To be done:
Pull out each line of the items that contains the string "block". Case counts.
_____
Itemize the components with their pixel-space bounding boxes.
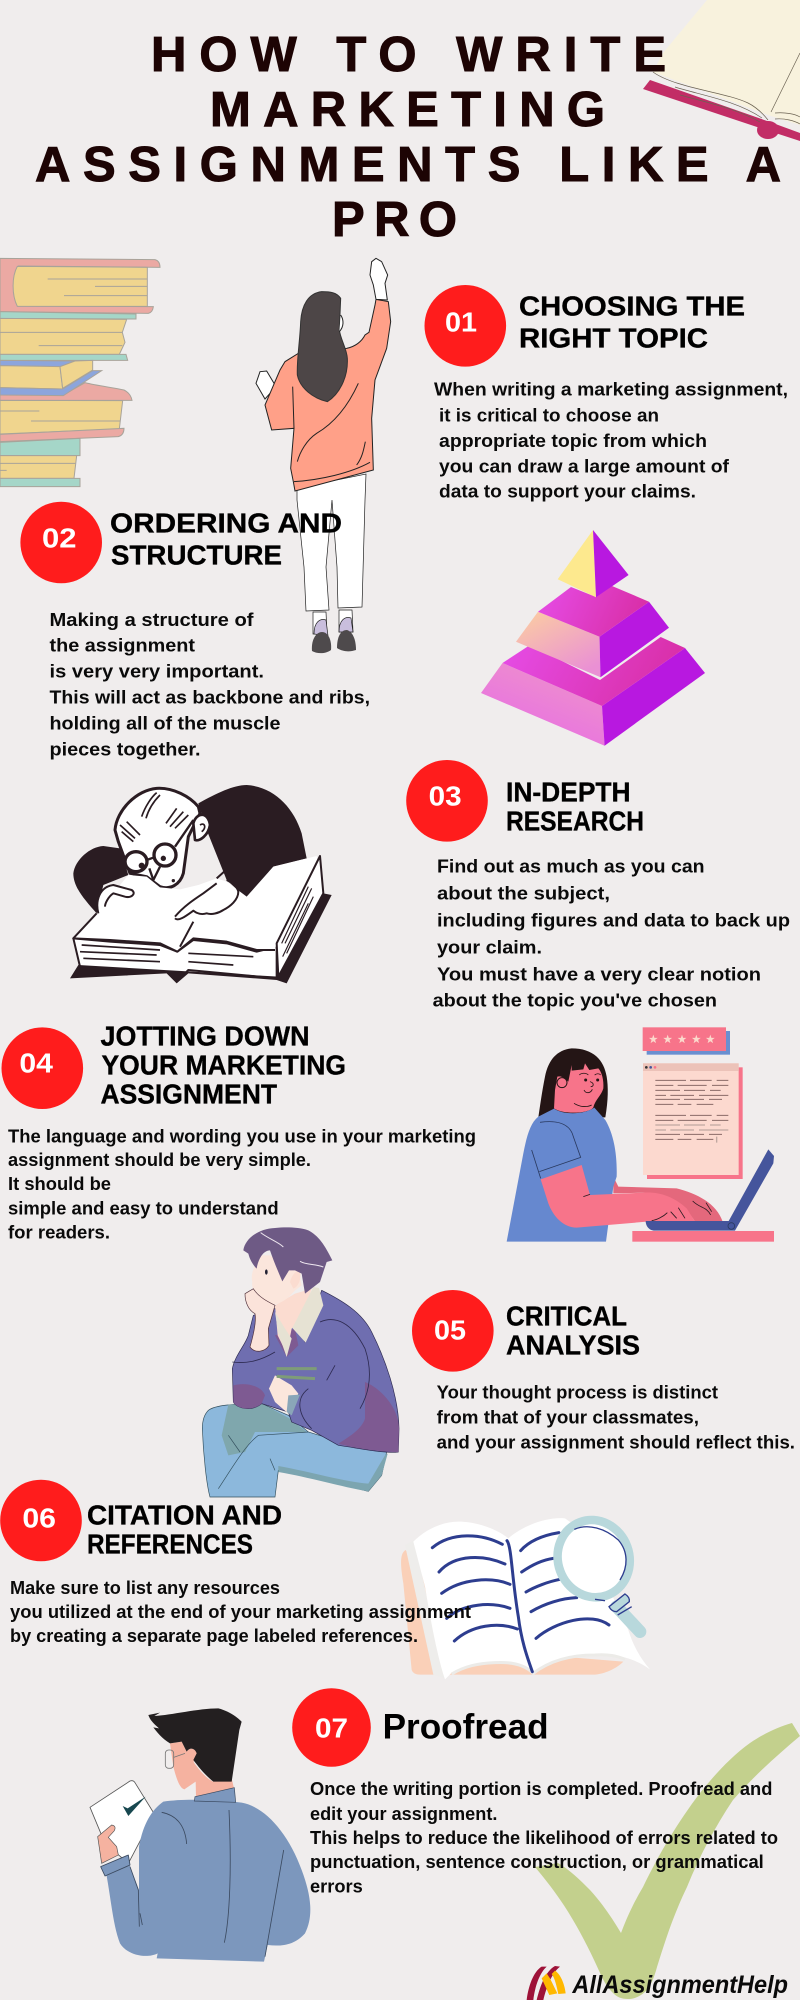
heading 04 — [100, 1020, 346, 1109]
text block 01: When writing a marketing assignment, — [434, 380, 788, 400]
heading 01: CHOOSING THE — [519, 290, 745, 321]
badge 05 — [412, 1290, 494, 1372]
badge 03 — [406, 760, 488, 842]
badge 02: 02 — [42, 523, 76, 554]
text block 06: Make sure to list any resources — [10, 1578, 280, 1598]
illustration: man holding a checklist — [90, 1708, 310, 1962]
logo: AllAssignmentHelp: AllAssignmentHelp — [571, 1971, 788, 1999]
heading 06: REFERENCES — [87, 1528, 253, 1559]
_____
Answer in full:
text block 01: When writing a marketing assignment, — [434, 380, 788, 400]
text block 06: Make sure to list any resources — [10, 1578, 280, 1598]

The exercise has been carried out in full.